### DATASET CONTENT ###
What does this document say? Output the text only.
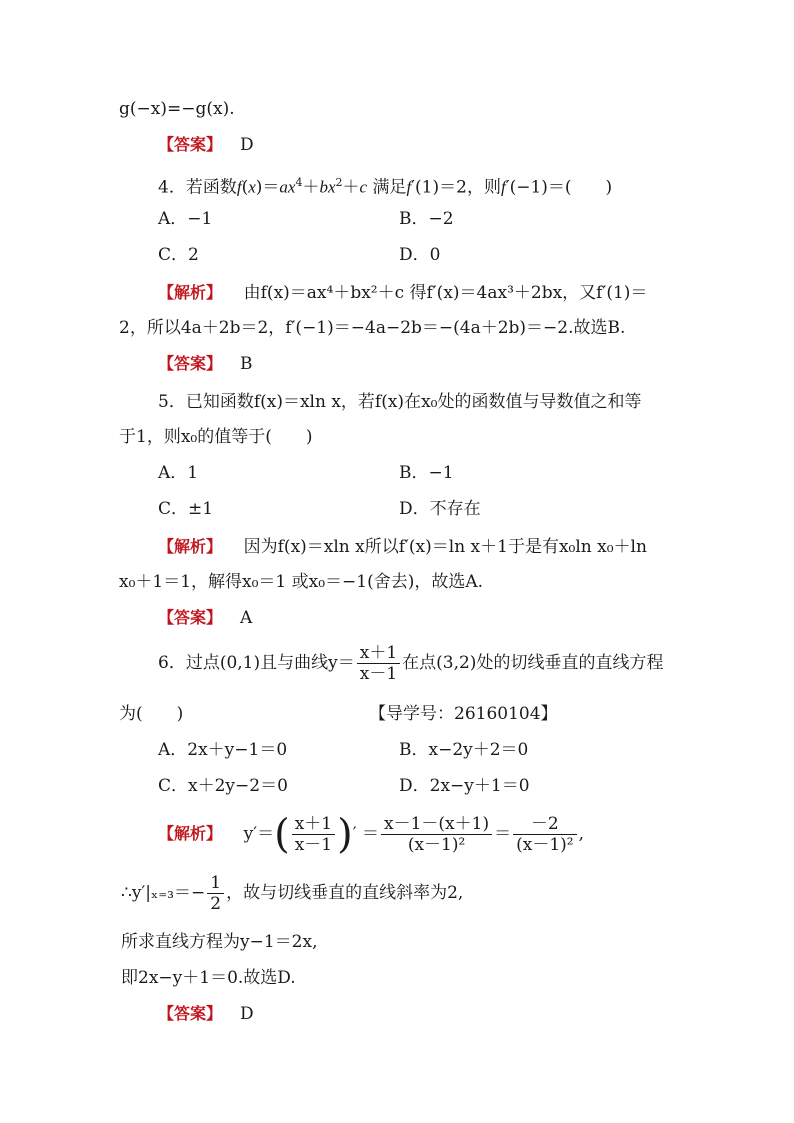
g(−x)=−g(x).
【答案】 D
4．若函数$f(x)=ax^4+bx^2+c$ 满足f′(1)＝2，则f′(−1)＝(　　)
A．−1	B．−2
C．2	D．0
【解析】 由f(x)＝ax⁴＋bx²＋c 得f′(x)＝4ax³＋2bx，又f′(1)＝
2，所以4a＋2b＝2，f′(−1)＝−4a−2b＝−(4a＋2b)＝−2.故选B.
【答案】 B
5．已知函数f(x)＝xln x，若f(x)在x₀处的函数值与导数值之和等
于1，则x₀的值等于(　　)
A．1	B．−1
C．±1	D．不存在
【解析】 因为f(x)＝xln x所以f′(x)＝ln x＋1于是有x₀ln x₀＋ln
x₀＋1＝1，解得x₀＝1 或x₀＝−1(舍去)，故选A.
【答案】 A
6．过点(0,1)且与曲线$y= \frac{x+1}{x-1}$ 在点(3,2)处的切线垂直的直线方程
为(　　)	【导学号：26160104】
A．2x＋y−1＝0	B．x−2y＋2＝0
C．x＋2y−2＝0	D．2x−y＋1＝0
【解析】 $y'=( \frac{x+1}{x-1}$ )′ ＝ $\frac{x-1-(x+1)}{\text{(x－1)²}} = \frac{-2}{\text{(x－1)²}}$ ,
∴y′|ₓ₌₃＝− $\frac{1}{2}$ ，故与切线垂直的直线斜率为2,
所求直线方程为y−1＝2x,
即2x−y＋1＝0.故选D.
【答案】 D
###
INSTRUCTIONS TO FOLLOW
Write out all the entries exactly, except for the pictures.

THE RESULT
What does this document say? Output the text only.
g(−x)=−g(x).
【答案】 D
4．若函数$f(x)=ax^4+bx^2+c$ 满足f′(1)＝2，则f′(−1)＝(　　)
A．−1	B．−2
C．2	D．0
【解析】 由f(x)＝ax⁴＋bx²＋c 得f′(x)＝4ax³＋2bx，又f′(1)＝
2，所以4a＋2b＝2，f′(−1)＝−4a−2b＝−(4a＋2b)＝−2.故选B.
【答案】 B
5．已知函数f(x)＝xln x，若f(x)在x₀处的函数值与导数值之和等
于1，则x₀的值等于(　　)
A．1	B．−1
C．±1	D．不存在
【解析】 因为f(x)＝xln x所以f′(x)＝ln x＋1于是有x₀ln x₀＋ln
x₀＋1＝1，解得x₀＝1 或x₀＝−1(舍去)，故选A.
【答案】 A
6．过点(0,1)且与曲线$y= \frac{x+1}{x-1}$ 在点(3,2)处的切线垂直的直线方程
为(　　)	【导学号：26160104】
A．2x＋y−1＝0	B．x−2y＋2＝0
C．x＋2y−2＝0	D．2x−y＋1＝0
【解析】 $y'=( \frac{x+1}{x-1}$ )′ ＝ $\frac{x-1-(x+1)}{\text{(x－1)²}} = \frac{-2}{\text{(x－1)²}}$ ,
∴y′|ₓ₌₃＝− $\frac{1}{2}$ ，故与切线垂直的直线斜率为2,
所求直线方程为y−1＝2x,
即2x−y＋1＝0.故选D.
【答案】 D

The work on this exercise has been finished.